• _Short task_: Output the full material exactly as it appears here.

• _Information supplied_:
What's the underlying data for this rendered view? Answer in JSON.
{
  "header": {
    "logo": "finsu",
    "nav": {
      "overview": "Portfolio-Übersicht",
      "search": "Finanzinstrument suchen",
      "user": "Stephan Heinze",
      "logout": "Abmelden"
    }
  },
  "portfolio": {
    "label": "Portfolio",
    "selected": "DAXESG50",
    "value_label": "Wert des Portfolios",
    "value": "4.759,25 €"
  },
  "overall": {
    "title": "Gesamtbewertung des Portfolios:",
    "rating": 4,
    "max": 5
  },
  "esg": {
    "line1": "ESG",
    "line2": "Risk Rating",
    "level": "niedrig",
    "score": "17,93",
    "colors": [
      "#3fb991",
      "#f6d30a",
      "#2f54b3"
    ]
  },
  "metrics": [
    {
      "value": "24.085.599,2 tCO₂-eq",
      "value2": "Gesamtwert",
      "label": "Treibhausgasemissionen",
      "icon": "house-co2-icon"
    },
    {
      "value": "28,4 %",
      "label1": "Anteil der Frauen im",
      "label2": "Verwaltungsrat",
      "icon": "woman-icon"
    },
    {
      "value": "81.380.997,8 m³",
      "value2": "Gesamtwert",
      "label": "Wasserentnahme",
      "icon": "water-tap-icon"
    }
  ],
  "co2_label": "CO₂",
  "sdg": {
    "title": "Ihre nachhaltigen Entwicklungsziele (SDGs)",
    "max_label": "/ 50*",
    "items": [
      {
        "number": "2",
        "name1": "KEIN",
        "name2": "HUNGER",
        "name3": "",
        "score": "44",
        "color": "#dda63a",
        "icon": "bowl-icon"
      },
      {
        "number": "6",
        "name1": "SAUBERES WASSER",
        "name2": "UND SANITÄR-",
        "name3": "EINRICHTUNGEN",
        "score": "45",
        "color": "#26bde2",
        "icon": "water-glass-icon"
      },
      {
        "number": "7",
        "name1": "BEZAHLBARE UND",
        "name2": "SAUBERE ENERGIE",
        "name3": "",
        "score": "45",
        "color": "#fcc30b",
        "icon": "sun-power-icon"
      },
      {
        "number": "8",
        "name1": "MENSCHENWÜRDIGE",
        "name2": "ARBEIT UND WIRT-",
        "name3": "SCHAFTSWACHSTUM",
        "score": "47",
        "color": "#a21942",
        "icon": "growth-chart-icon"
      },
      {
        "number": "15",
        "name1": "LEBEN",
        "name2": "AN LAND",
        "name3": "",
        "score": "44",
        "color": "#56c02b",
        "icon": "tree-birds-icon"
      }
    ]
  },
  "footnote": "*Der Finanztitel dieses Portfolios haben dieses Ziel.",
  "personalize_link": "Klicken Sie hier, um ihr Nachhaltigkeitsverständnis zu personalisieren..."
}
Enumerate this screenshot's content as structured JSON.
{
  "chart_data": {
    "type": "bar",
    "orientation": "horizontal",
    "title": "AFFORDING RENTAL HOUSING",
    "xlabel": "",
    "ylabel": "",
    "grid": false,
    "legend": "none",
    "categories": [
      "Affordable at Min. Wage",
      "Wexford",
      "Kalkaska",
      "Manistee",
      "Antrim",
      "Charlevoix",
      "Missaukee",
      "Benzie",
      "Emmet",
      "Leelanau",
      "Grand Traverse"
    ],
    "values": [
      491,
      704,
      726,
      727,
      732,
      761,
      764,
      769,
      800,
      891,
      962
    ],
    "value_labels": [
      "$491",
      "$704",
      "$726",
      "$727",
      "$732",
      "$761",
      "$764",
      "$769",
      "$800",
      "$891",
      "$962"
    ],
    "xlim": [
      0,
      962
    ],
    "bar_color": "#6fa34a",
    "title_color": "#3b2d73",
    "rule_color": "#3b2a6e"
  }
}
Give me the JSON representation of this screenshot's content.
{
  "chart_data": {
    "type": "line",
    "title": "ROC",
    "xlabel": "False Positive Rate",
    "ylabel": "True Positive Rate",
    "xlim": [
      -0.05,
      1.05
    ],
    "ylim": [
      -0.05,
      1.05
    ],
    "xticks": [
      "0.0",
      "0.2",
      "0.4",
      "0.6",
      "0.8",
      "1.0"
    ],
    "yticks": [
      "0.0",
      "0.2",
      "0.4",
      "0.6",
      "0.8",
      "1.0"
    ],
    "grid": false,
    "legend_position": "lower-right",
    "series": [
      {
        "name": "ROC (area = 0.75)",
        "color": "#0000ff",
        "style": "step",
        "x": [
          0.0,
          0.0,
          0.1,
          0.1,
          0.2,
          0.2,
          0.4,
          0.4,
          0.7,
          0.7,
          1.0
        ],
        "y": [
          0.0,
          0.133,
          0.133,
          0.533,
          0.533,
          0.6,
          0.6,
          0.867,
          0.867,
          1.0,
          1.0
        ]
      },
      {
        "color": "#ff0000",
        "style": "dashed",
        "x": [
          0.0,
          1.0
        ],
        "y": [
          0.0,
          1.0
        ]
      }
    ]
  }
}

• _Task solution_:
What's the underlying data for this rendered view? Answer in JSON.
{
  "header": {
    "logo": "finsu",
    "nav": {
      "overview": "Portfolio-Übersicht",
      "search": "Finanzinstrument suchen",
      "user": "Stephan Heinze",
      "logout": "Abmelden"
    }
  },
  "portfolio": {
    "label": "Portfolio",
    "selected": "DAXESG50",
    "value_label": "Wert des Portfolios",
    "value": "4.759,25 €"
  },
  "overall": {
    "title": "Gesamtbewertung des Portfolios:",
    "rating": 4,
    "max": 5
  },
  "esg": {
    "line1": "ESG",
    "line2": "Risk Rating",
    "level": "niedrig",
    "score": "17,93",
    "colors": [
      "#3fb991",
      "#f6d30a",
      "#2f54b3"
    ]
  },
  "metrics": [
    {
      "value": "24.085.599,2 tCO₂-eq",
      "value2": "Gesamtwert",
      "label": "Treibhausgasemissionen",
      "icon": "house-co2-icon"
    },
    {
      "value": "28,4 %",
      "label1": "Anteil der Frauen im",
      "label2": "Verwaltungsrat",
      "icon": "woman-icon"
    },
    {
      "value": "81.380.997,8 m³",
      "value2": "Gesamtwert",
      "label": "Wasserentnahme",
      "icon": "water-tap-icon"
    }
  ],
  "co2_label": "CO₂",
  "sdg": {
    "title": "Ihre nachhaltigen Entwicklungsziele (SDGs)",
    "max_label": "/ 50*",
    "items": [
      {
        "number": "2",
        "name1": "KEIN",
        "name2": "HUNGER",
        "name3": "",
        "score": "44",
        "color": "#dda63a",
        "icon": "bowl-icon"
      },
      {
        "number": "6",
        "name1": "SAUBERES WASSER",
        "name2": "UND SANITÄR-",
        "name3": "EINRICHTUNGEN",
        "score": "45",
        "color": "#26bde2",
        "icon": "water-glass-icon"
      },
      {
        "number": "7",
        "name1": "BEZAHLBARE UND",
        "name2": "SAUBERE ENERGIE",
        "name3": "",
        "score": "45",
        "color": "#fcc30b",
        "icon": "sun-power-icon"
      },
      {
        "number": "8",
        "name1": "MENSCHENWÜRDIGE",
        "name2": "ARBEIT UND WIRT-",
        "name3": "SCHAFTSWACHSTUM",
        "score": "47",
        "color": "#a21942",
        "icon": "growth-chart-icon"
      },
      {
        "number": "15",
        "name1": "LEBEN",
        "name2": "AN LAND",
        "name3": "",
        "score": "44",
        "color": "#56c02b",
        "icon": "tree-birds-icon"
      }
    ]
  },
  "footnote": "*Der Finanztitel dieses Portfolios haben dieses Ziel.",
  "personalize_link": "Klicken Sie hier, um ihr Nachhaltigkeitsverständnis zu personalisieren..."
}
Enumerate this screenshot's content as structured JSON.
{
  "chart_data": {
    "type": "bar",
    "orientation": "horizontal",
    "title": "AFFORDING RENTAL HOUSING",
    "xlabel": "",
    "ylabel": "",
    "grid": false,
    "legend": "none",
    "categories": [
      "Affordable at Min. Wage",
      "Wexford",
      "Kalkaska",
      "Manistee",
      "Antrim",
      "Charlevoix",
      "Missaukee",
      "Benzie",
      "Emmet",
      "Leelanau",
      "Grand Traverse"
    ],
    "values": [
      491,
      704,
      726,
      727,
      732,
      761,
      764,
      769,
      800,
      891,
      962
    ],
    "value_labels": [
      "$491",
      "$704",
      "$726",
      "$727",
      "$732",
      "$761",
      "$764",
      "$769",
      "$800",
      "$891",
      "$962"
    ],
    "xlim": [
      0,
      962
    ],
    "bar_color": "#6fa34a",
    "title_color": "#3b2d73",
    "rule_color": "#3b2a6e"
  }
}
Give me the JSON representation of this screenshot's content.
{
  "chart_data": {
    "type": "line",
    "title": "ROC",
    "xlabel": "False Positive Rate",
    "ylabel": "True Positive Rate",
    "xlim": [
      -0.05,
      1.05
    ],
    "ylim": [
      -0.05,
      1.05
    ],
    "xticks": [
      "0.0",
      "0.2",
      "0.4",
      "0.6",
      "0.8",
      "1.0"
    ],
    "yticks": [
      "0.0",
      "0.2",
      "0.4",
      "0.6",
      "0.8",
      "1.0"
    ],
    "grid": false,
    "legend_position": "lower-right",
    "series": [
      {
        "name": "ROC (area = 0.75)",
        "color": "#0000ff",
        "style": "step",
        "x": [
          0.0,
          0.0,
          0.1,
          0.1,
          0.2,
          0.2,
          0.4,
          0.4,
          0.7,
          0.7,
          1.0
        ],
        "y": [
          0.0,
          0.133,
          0.133,
          0.533,
          0.533,
          0.6,
          0.6,
          0.867,
          0.867,
          1.0,
          1.0
        ]
      },
      {
        "color": "#ff0000",
        "style": "dashed",
        "x": [
          0.0,
          1.0
        ],
        "y": [
          0.0,
          1.0
        ]
      }
    ]
  }
}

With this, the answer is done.